Written instruction >>
Set down the full listing exactly as given. Any pictures are to be left out.

[Source data]
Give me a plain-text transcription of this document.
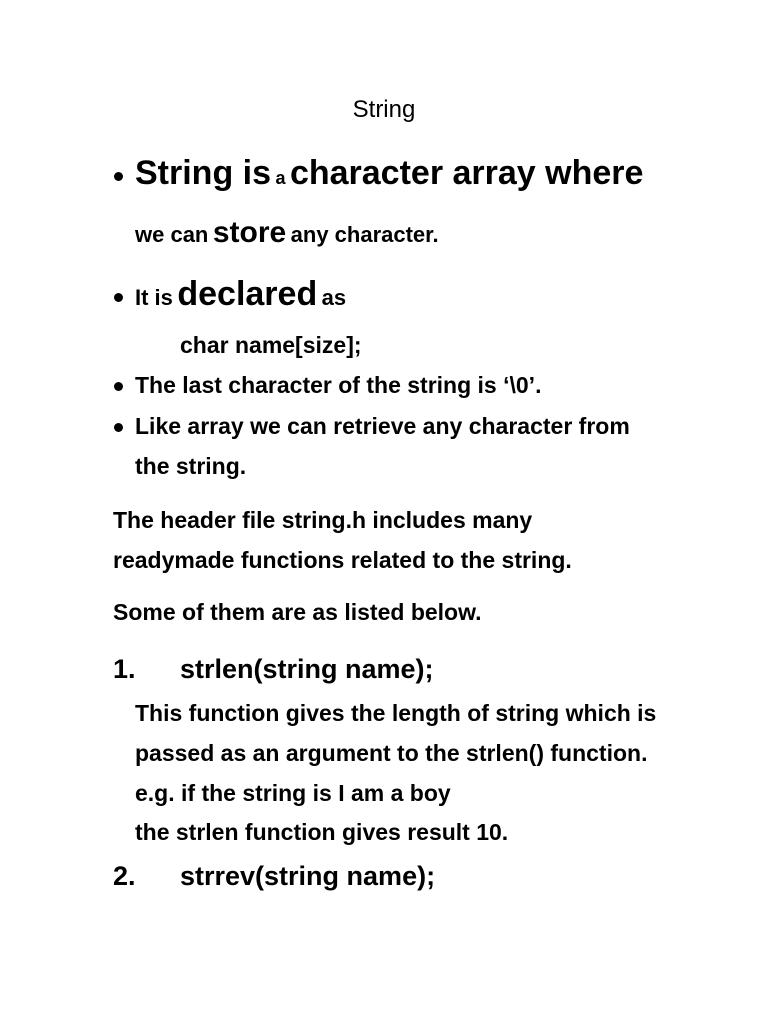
String
String is a character array where
we can store any character.
It is declared as
char name[size];
The last character of the string is ‘\0’.
Like array we can retrieve any character from
the string.
The header file string.h includes many
readymade functions related to the string.
Some of them are as listed below.
1. strlen(string name);
This function gives the length of string which is
passed as an argument to the strlen() function.
e.g. if the string is I am a boy
the strlen function gives result 10.
2. strrev(string name);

The result >>
Give me a plain-text transcription of this document.
String
String is a character array where
we can store any character.
It is declared as
char name[size];
The last character of the string is ‘\0’.
Like array we can retrieve any character from
the string.
The header file string.h includes many
readymade functions related to the string.
Some of them are as listed below.
1. strlen(string name);
This function gives the length of string which is
passed as an argument to the strlen() function.
e.g. if the string is I am a boy
the strlen function gives result 10.
2. strrev(string name);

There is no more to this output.